PROVIDED DATA »
···

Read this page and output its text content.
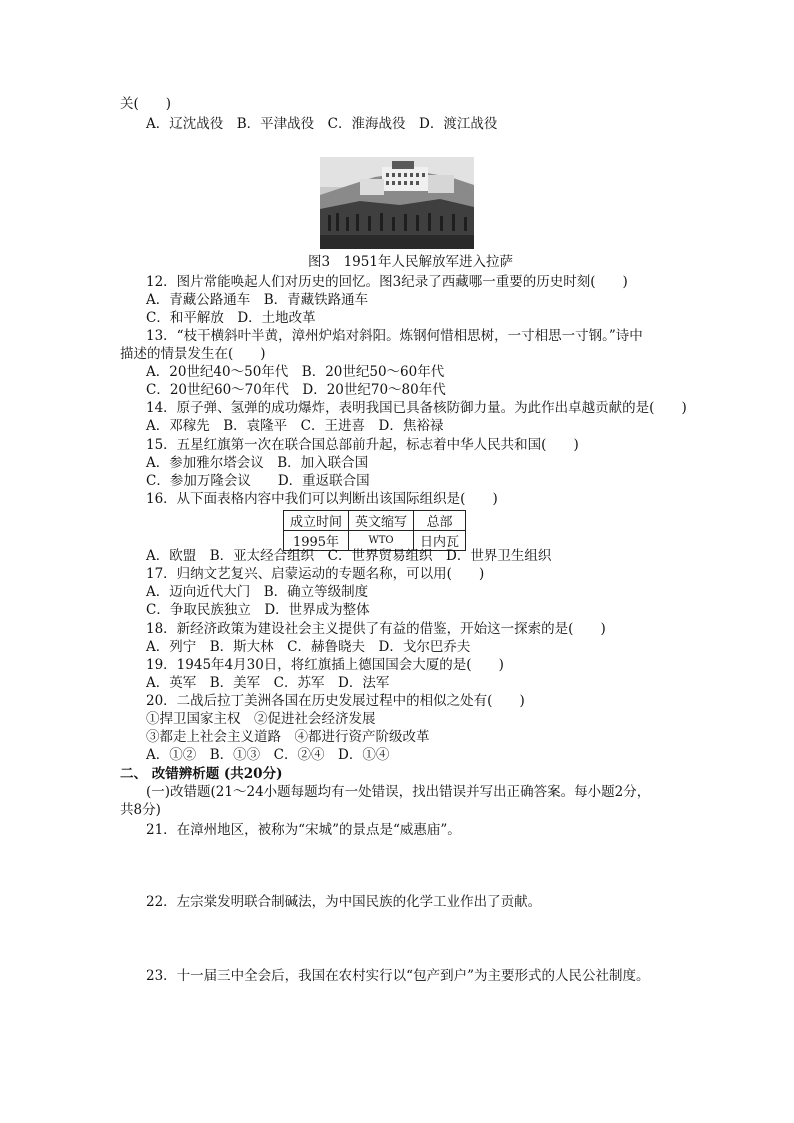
关(　　)
A．辽沈战役　B．平津战役　C．淮海战役　D．渡江战役
图3　1951年人民解放军进入拉萨
12．图片常能唤起人们对历史的回忆。图3纪录了西藏哪一重要的历史时刻(　　)
A．青藏公路通车　B．青藏铁路通车
C．和平解放　D．土地改革
13．“枝干横斜叶半黄，漳州炉焰对斜阳。炼钢何惜相思树，一寸相思一寸钢。”诗中
描述的情景发生在(　　)
A．20世纪40～50年代　B．20世纪50～60年代
C．20世纪60～70年代　D．20世纪70～80年代
14．原子弹、氢弹的成功爆炸，表明我国已具备核防御力量。为此作出卓越贡献的是(　　)
A．邓稼先　B．袁隆平　C．王进喜　D．焦裕禄
15．五星红旗第一次在联合国总部前升起，标志着中华人民共和国(　　)
A．参加雅尔塔会议　B．加入联合国
C．参加万隆会议　　D．重返联合国
16．从下面表格内容中我们可以判断出该国际组织是(　　)
成立时间	英文缩写	总部
1995年	WTO	日内瓦
A．欧盟　B．亚太经合组织　C．世界贸易组织　D．世界卫生组织
17．归纳文艺复兴、启蒙运动的专题名称，可以用(　　)
A．迈向近代大门　B．确立等级制度
C．争取民族独立　D．世界成为整体
18．新经济政策为建设社会主义提供了有益的借鉴，开始这一探索的是(　　)
A．列宁　B．斯大林　C．赫鲁晓夫　D．戈尔巴乔夫
19．1945年4月30日，将红旗插上德国国会大厦的是(　　)
A．英军　B．美军　C．苏军　D．法军
20．二战后拉丁美洲各国在历史发展过程中的相似之处有(　　)
①捍卫国家主权　②促进社会经济发展
③都走上社会主义道路　④都进行资产阶级改革
A．①②　B．①③　C．②④　D．①④
二、 改错辨析题 (共20分)
(一)改错题(21～24小题每题均有一处错误，找出错误并写出正确答案。每小题2分，
共8分)
21．在漳州地区，被称为“宋城”的景点是“威惠庙”。
22．左宗棠发明联合制碱法，为中国民族的化学工业作出了贡献。
23．十一届三中全会后，我国在农村实行以“包产到户”为主要形式的人民公社制度。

···

Leave out the pictures and return every record word for word.

THE SOLUTION »
Read this page and output its text content.
关(　　)
A．辽沈战役　B．平津战役　C．淮海战役　D．渡江战役
图3　1951年人民解放军进入拉萨
12．图片常能唤起人们对历史的回忆。图3纪录了西藏哪一重要的历史时刻(　　)
A．青藏公路通车　B．青藏铁路通车
C．和平解放　D．土地改革
13．“枝干横斜叶半黄，漳州炉焰对斜阳。炼钢何惜相思树，一寸相思一寸钢。”诗中
描述的情景发生在(　　)
A．20世纪40～50年代　B．20世纪50～60年代
C．20世纪60～70年代　D．20世纪70～80年代
14．原子弹、氢弹的成功爆炸，表明我国已具备核防御力量。为此作出卓越贡献的是(　　)
A．邓稼先　B．袁隆平　C．王进喜　D．焦裕禄
15．五星红旗第一次在联合国总部前升起，标志着中华人民共和国(　　)
A．参加雅尔塔会议　B．加入联合国
C．参加万隆会议　　D．重返联合国
16．从下面表格内容中我们可以判断出该国际组织是(　　)
成立时间	英文缩写	总部
1995年	WTO	日内瓦
A．欧盟　B．亚太经合组织　C．世界贸易组织　D．世界卫生组织
17．归纳文艺复兴、启蒙运动的专题名称，可以用(　　)
A．迈向近代大门　B．确立等级制度
C．争取民族独立　D．世界成为整体
18．新经济政策为建设社会主义提供了有益的借鉴，开始这一探索的是(　　)
A．列宁　B．斯大林　C．赫鲁晓夫　D．戈尔巴乔夫
19．1945年4月30日，将红旗插上德国国会大厦的是(　　)
A．英军　B．美军　C．苏军　D．法军
20．二战后拉丁美洲各国在历史发展过程中的相似之处有(　　)
①捍卫国家主权　②促进社会经济发展
③都走上社会主义道路　④都进行资产阶级改革
A．①②　B．①③　C．②④　D．①④
二、 改错辨析题 (共20分)
(一)改错题(21～24小题每题均有一处错误，找出错误并写出正确答案。每小题2分，
共8分)
21．在漳州地区，被称为“宋城”的景点是“威惠庙”。
22．左宗棠发明联合制碱法，为中国民族的化学工业作出了贡献。
23．十一届三中全会后，我国在农村实行以“包产到户”为主要形式的人民公社制度。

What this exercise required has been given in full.